§ **What needs to be done**
Below are some records. Copy every line in them that holds "Switzerland".

Data entries:

++++++

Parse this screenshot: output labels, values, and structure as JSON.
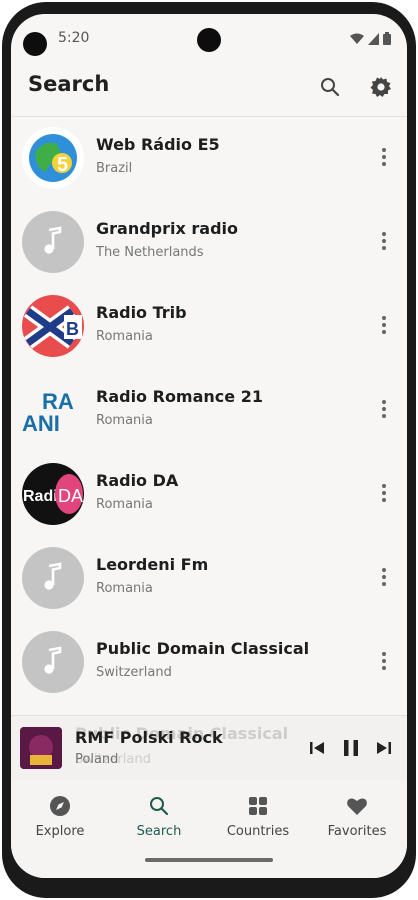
{
  "status_bar": {
    "time": "5:20"
  },
  "app_bar": {
    "title": "Search",
    "search_icon": "search-icon",
    "settings_icon": "gear-icon"
  },
  "stations": [
    {
      "name": "Web Rádio E5",
      "country": "Brazil",
      "logo": "web-radio-e5-logo"
    },
    {
      "name": "Grandprix radio",
      "country": "The Netherlands",
      "logo": "music-note-placeholder-icon"
    },
    {
      "name": "Radio Trib",
      "country": "Romania",
      "logo": "radio-trib-logo"
    },
    {
      "name": "Radio Romance 21",
      "country": "Romania",
      "logo": "radio-romance-logo",
      "logo_text": "RA ANI"
    },
    {
      "name": "Radio DA",
      "country": "Romania",
      "logo": "radio-da-logo",
      "logo_text_left": "Radio",
      "logo_text_right": "DA"
    },
    {
      "name": "Leordeni Fm",
      "country": "Romania",
      "logo": "music-note-placeholder-icon"
    },
    {
      "name": "Public Domain Classical",
      "country": "Switzerland",
      "logo": "music-note-placeholder-icon"
    }
  ],
  "partially_hidden_row": {
    "name": "Public Domain Classical",
    "country": "Switzerland"
  },
  "player": {
    "title": "RMF Polski Rock",
    "country": "Poland"
  },
  "nav": [
    {
      "label": "Explore",
      "icon": "compass-icon",
      "active": false
    },
    {
      "label": "Search",
      "icon": "search-icon",
      "active": true
    },
    {
      "label": "Countries",
      "icon": "grid-icon",
      "active": false
    },
    {
      "label": "Favorites",
      "icon": "heart-icon",
      "active": false
    }
  ],
  "colors": {
    "accent": "#1c5c4f",
    "background": "#f7f6f5",
    "placeholder": "#c4c4c4"
  }
}
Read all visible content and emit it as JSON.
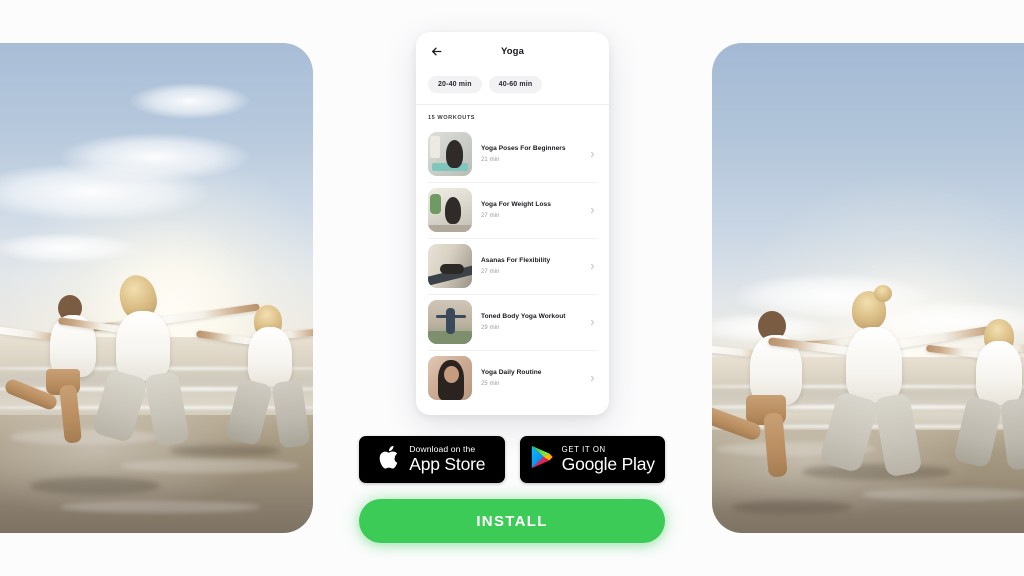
{
  "page": {
    "background_color": "#fcfcfd"
  },
  "left_photo": {
    "alt": "people doing warrior yoga pose on beach at sunrise",
    "icon": "beach-yoga-photo"
  },
  "right_photo": {
    "alt": "people doing warrior yoga pose on beach at sunrise",
    "icon": "beach-yoga-photo"
  },
  "phone": {
    "back_icon": "back-arrow-icon",
    "title": "Yoga",
    "chips": [
      {
        "label": "20-40 min"
      },
      {
        "label": "40-60 min"
      }
    ],
    "section_label": "15 WORKOUTS",
    "workouts": [
      {
        "title": "Yoga Poses For Beginners",
        "duration": "21 min",
        "chevron": "chevron-right-icon"
      },
      {
        "title": "Yoga For Weight Loss",
        "duration": "27 min",
        "chevron": "chevron-right-icon"
      },
      {
        "title": "Asanas For Flexibility",
        "duration": "27 min",
        "chevron": "chevron-right-icon"
      },
      {
        "title": "Toned Body Yoga Workout",
        "duration": "29 min",
        "chevron": "chevron-right-icon"
      },
      {
        "title": "Yoga Daily Routine",
        "duration": "25 min",
        "chevron": "chevron-right-icon"
      }
    ]
  },
  "badges": {
    "apple": {
      "icon": "apple-logo-icon",
      "small_text": "Download on the",
      "big_text": "App Store",
      "background_color": "#000000"
    },
    "google": {
      "icon": "google-play-icon",
      "small_text": "GET IT ON",
      "big_text": "Google Play",
      "background_color": "#000000"
    }
  },
  "install": {
    "label": "INSTALL",
    "color": "#3dcb58"
  }
}
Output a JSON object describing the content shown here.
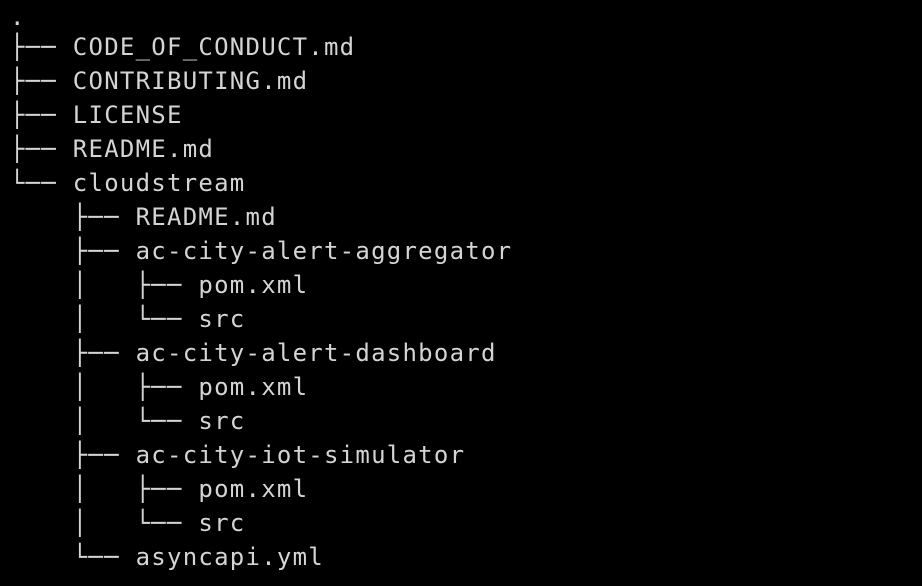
{
  "terminal": {
    "root": ".",
    "lines": [
      {
        "prefix": "├── ",
        "name": "CODE_OF_CONDUCT.md"
      },
      {
        "prefix": "├── ",
        "name": "CONTRIBUTING.md"
      },
      {
        "prefix": "├── ",
        "name": "LICENSE"
      },
      {
        "prefix": "├── ",
        "name": "README.md"
      },
      {
        "prefix": "└── ",
        "name": "cloudstream"
      },
      {
        "prefix": "    ├── ",
        "name": "README.md"
      },
      {
        "prefix": "    ├── ",
        "name": "ac-city-alert-aggregator"
      },
      {
        "prefix": "    │   ├── ",
        "name": "pom.xml"
      },
      {
        "prefix": "    │   └── ",
        "name": "src"
      },
      {
        "prefix": "    ├── ",
        "name": "ac-city-alert-dashboard"
      },
      {
        "prefix": "    │   ├── ",
        "name": "pom.xml"
      },
      {
        "prefix": "    │   └── ",
        "name": "src"
      },
      {
        "prefix": "    ├── ",
        "name": "ac-city-iot-simulator"
      },
      {
        "prefix": "    │   ├── ",
        "name": "pom.xml"
      },
      {
        "prefix": "    │   └── ",
        "name": "src"
      },
      {
        "prefix": "    └── ",
        "name": "asyncapi.yml"
      }
    ]
  }
}
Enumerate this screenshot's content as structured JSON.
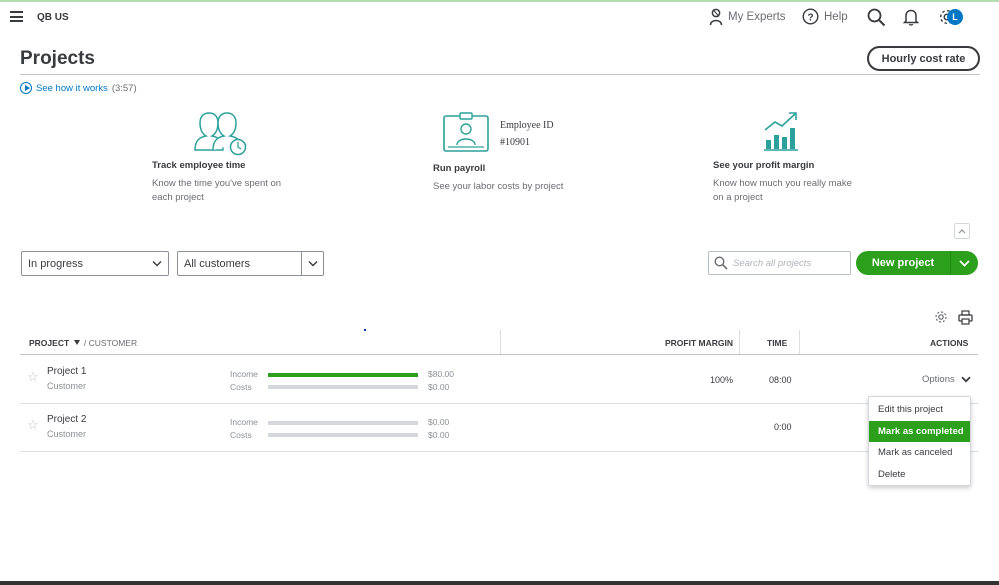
{
  "header": {
    "company": "QB US",
    "my_experts": "My Experts",
    "help": "Help",
    "avatar_initial": "L"
  },
  "page": {
    "title": "Projects",
    "hourly_cost_rate": "Hourly cost rate",
    "see_how": "See how it works",
    "see_how_duration": "(3:57)"
  },
  "features": [
    {
      "title": "Track employee time",
      "description": "Know the time you've spent on each project",
      "icon": "employees-icon"
    },
    {
      "title": "Run payroll",
      "description": "See your labor costs by project",
      "icon": "id-badge-icon",
      "badge_label": "Employee ID",
      "badge_number": "#10901"
    },
    {
      "title": "See your profit margin",
      "description": "Know how much you really make on a project",
      "icon": "growth-chart-icon"
    }
  ],
  "filters": {
    "status": "In progress",
    "customers": "All customers",
    "search_placeholder": "Search all projects",
    "new_project": "New project"
  },
  "table": {
    "headers": {
      "project": "PROJECT",
      "customer": "/ CUSTOMER",
      "profit_margin": "PROFIT MARGIN",
      "time": "TIME",
      "actions": "ACTIONS"
    },
    "rows": [
      {
        "name": "Project 1",
        "customer": "Customer",
        "income_label": "Income",
        "costs_label": "Costs",
        "income": "$80.00",
        "costs": "$0.00",
        "income_fill": 1.0,
        "costs_fill": 0.0,
        "profit_margin": "100%",
        "time": "08:00",
        "actions": "Options"
      },
      {
        "name": "Project 2",
        "customer": "Customer",
        "income_label": "Income",
        "costs_label": "Costs",
        "income": "$0.00",
        "costs": "$0.00",
        "income_fill": 0.0,
        "costs_fill": 0.0,
        "profit_margin": "",
        "time": "0:00",
        "actions": ""
      }
    ]
  },
  "menu": {
    "items": [
      "Edit this project",
      "Mark as completed",
      "Mark as canceled",
      "Delete"
    ],
    "active_index": 1
  },
  "colors": {
    "brand_green": "#2ca01c",
    "link_blue": "#0077c5",
    "text": "#393a3d"
  }
}
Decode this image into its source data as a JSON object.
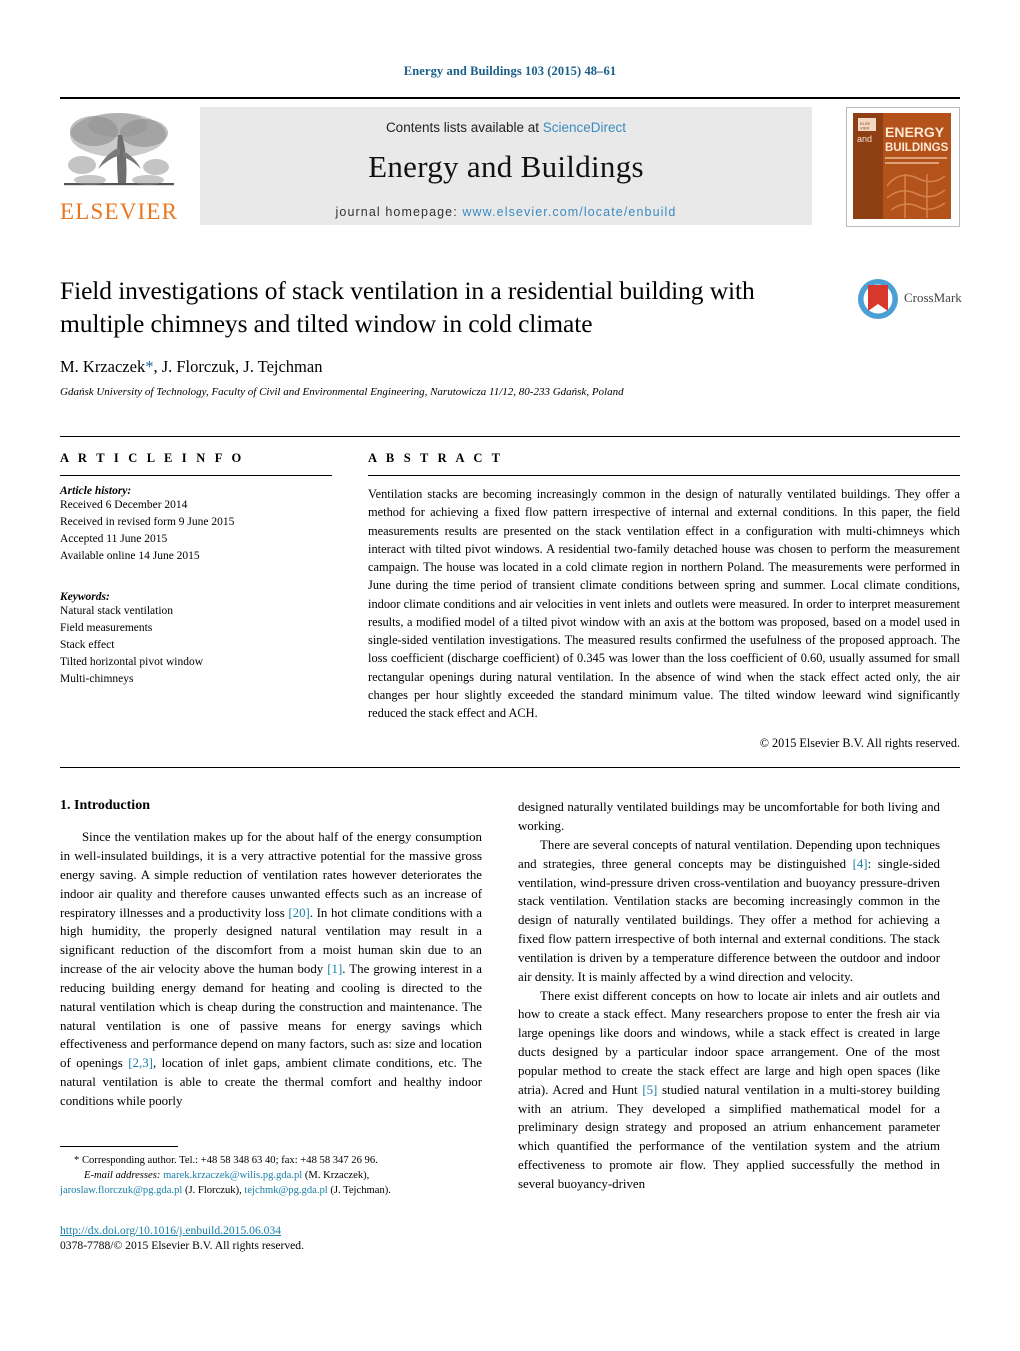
{
  "running_head": "Energy and Buildings 103 (2015) 48–61",
  "masthead": {
    "contents_prefix": "Contents lists available at ",
    "sciencedirect": "ScienceDirect",
    "journal_title": "Energy and Buildings",
    "homepage_prefix": "journal homepage: ",
    "homepage_url": "www.elsevier.com/locate/enbuild",
    "publisher_logo_text": "ELSEVIER",
    "cover_and": "and",
    "cover_energy": "ENERGY",
    "cover_buildings": "BUILDINGS"
  },
  "article": {
    "title": "Field investigations of stack ventilation in a residential building with multiple chimneys and tilted window in cold climate",
    "authors": "M. Krzaczek",
    "authors_rest": ", J. Florczuk, J. Tejchman",
    "corresponding_star": "*",
    "affiliation": "Gdańsk University of Technology, Faculty of Civil and Environmental Engineering, Narutowicza 11/12, 80-233 Gdańsk, Poland",
    "crossmark_label": "CrossMark"
  },
  "info": {
    "heading": "A R T I C L E   I N F O",
    "history_heading": "Article history:",
    "history": [
      "Received 6 December 2014",
      "Received in revised form 9 June 2015",
      "Accepted 11 June 2015",
      "Available online 14 June 2015"
    ],
    "keywords_heading": "Keywords:",
    "keywords": [
      "Natural stack ventilation",
      "Field measurements",
      "Stack effect",
      "Tilted horizontal pivot window",
      "Multi-chimneys"
    ]
  },
  "abstract": {
    "heading": "A B S T R A C T",
    "text": "Ventilation stacks are becoming increasingly common in the design of naturally ventilated buildings. They offer a method for achieving a fixed flow pattern irrespective of internal and external conditions. In this paper, the field measurements results are presented on the stack ventilation effect in a configuration with multi-chimneys which interact with tilted pivot windows. A residential two-family detached house was chosen to perform the measurement campaign. The house was located in a cold climate region in northern Poland. The measurements were performed in June during the time period of transient climate conditions between spring and summer. Local climate conditions, indoor climate conditions and air velocities in vent inlets and outlets were measured. In order to interpret measurement results, a modified model of a tilted pivot window with an axis at the bottom was proposed, based on a model used in single-sided ventilation investigations. The measured results confirmed the usefulness of the proposed approach. The loss coefficient (discharge coefficient) of 0.345 was lower than the loss coefficient of 0.60, usually assumed for small rectangular openings during natural ventilation. In the absence of wind when the stack effect acted only, the air changes per hour slightly exceeded the standard minimum value. The tilted window leeward wind significantly reduced the stack effect and ACH.",
    "copyright": "© 2015 Elsevier B.V. All rights reserved."
  },
  "body": {
    "section_heading": "1.  Introduction",
    "left_p1_a": "Since the ventilation makes up for the about half of the energy consumption in well-insulated buildings, it is a very attractive potential for the massive gross energy saving. A simple reduction of ventilation rates however deteriorates the indoor air quality and therefore causes unwanted effects such as an increase of respiratory illnesses and a productivity loss ",
    "left_ref_20": "[20]",
    "left_p1_b": ". In hot climate conditions with a high humidity, the properly designed natural ventilation may result in a significant reduction of the discomfort from a moist human skin due to an increase of the air velocity above the human body ",
    "left_ref_1": "[1]",
    "left_p1_c": ". The growing interest in a reducing building energy demand for heating and cooling is directed to the natural ventilation which is cheap during the construction and maintenance. The natural ventilation is one of passive means for energy savings which effectiveness and performance depend on many factors, such as: size and location of openings ",
    "left_ref_23": "[2,3]",
    "left_p1_d": ", location of inlet gaps, ambient climate conditions, etc. The natural ventilation is able to create the thermal comfort and healthy indoor conditions while poorly",
    "right_p1": "designed naturally ventilated buildings may be uncomfortable for both living and working.",
    "right_p2_a": "There are several concepts of natural ventilation. Depending upon techniques and strategies, three general concepts may be distinguished ",
    "right_ref_4": "[4]",
    "right_p2_b": ": single-sided ventilation, wind-pressure driven cross-ventilation and buoyancy pressure-driven stack ventilation. Ventilation stacks are becoming increasingly common in the design of naturally ventilated buildings. They offer a method for achieving a fixed flow pattern irrespective of both internal and external conditions. The stack ventilation is driven by a temperature difference between the outdoor and indoor air density. It is mainly affected by a wind direction and velocity.",
    "right_p3_a": "There exist different concepts on how to locate air inlets and air outlets and how to create a stack effect. Many researchers propose to enter the fresh air via large openings like doors and windows, while a stack effect is created in large ducts designed by a particular indoor space arrangement. One of the most popular method to create the stack effect are large and high open spaces (like atria). Acred and Hunt ",
    "right_ref_5": "[5]",
    "right_p3_b": " studied natural ventilation in a multi-storey building with an atrium. They developed a simplified mathematical model for a preliminary design strategy and proposed an atrium enhancement parameter which quantified the performance of the ventilation system and the atrium effectiveness to promote air flow. They applied successfully the method in several buoyancy-driven"
  },
  "footnotes": {
    "corresponding": "* Corresponding author. Tel.: +48 58 348 63 40; fax: +48 58 347 26 96.",
    "email_label": "E-mail addresses:",
    "email1": "marek.krzaczek@wilis.pg.gda.pl",
    "email1_who": " (M. Krzaczek),",
    "email2": "jaroslaw.florczuk@pg.gda.pl",
    "email2_who": " (J. Florczuk), ",
    "email3": "tejchmk@pg.gda.pl",
    "email3_who": " (J. Tejchman).",
    "doi": "http://dx.doi.org/10.1016/j.enbuild.2015.06.034",
    "issn": "0378-7788/© 2015 Elsevier B.V. All rights reserved."
  },
  "colors": {
    "link": "#1a7fa8",
    "running_head": "#1a5f8a",
    "elsevier_orange": "#E87722",
    "band_gray": "#e9e9e9"
  }
}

++++++

§ **Complete output**
      "country": "Switzerland",
    "country": "Switzerland"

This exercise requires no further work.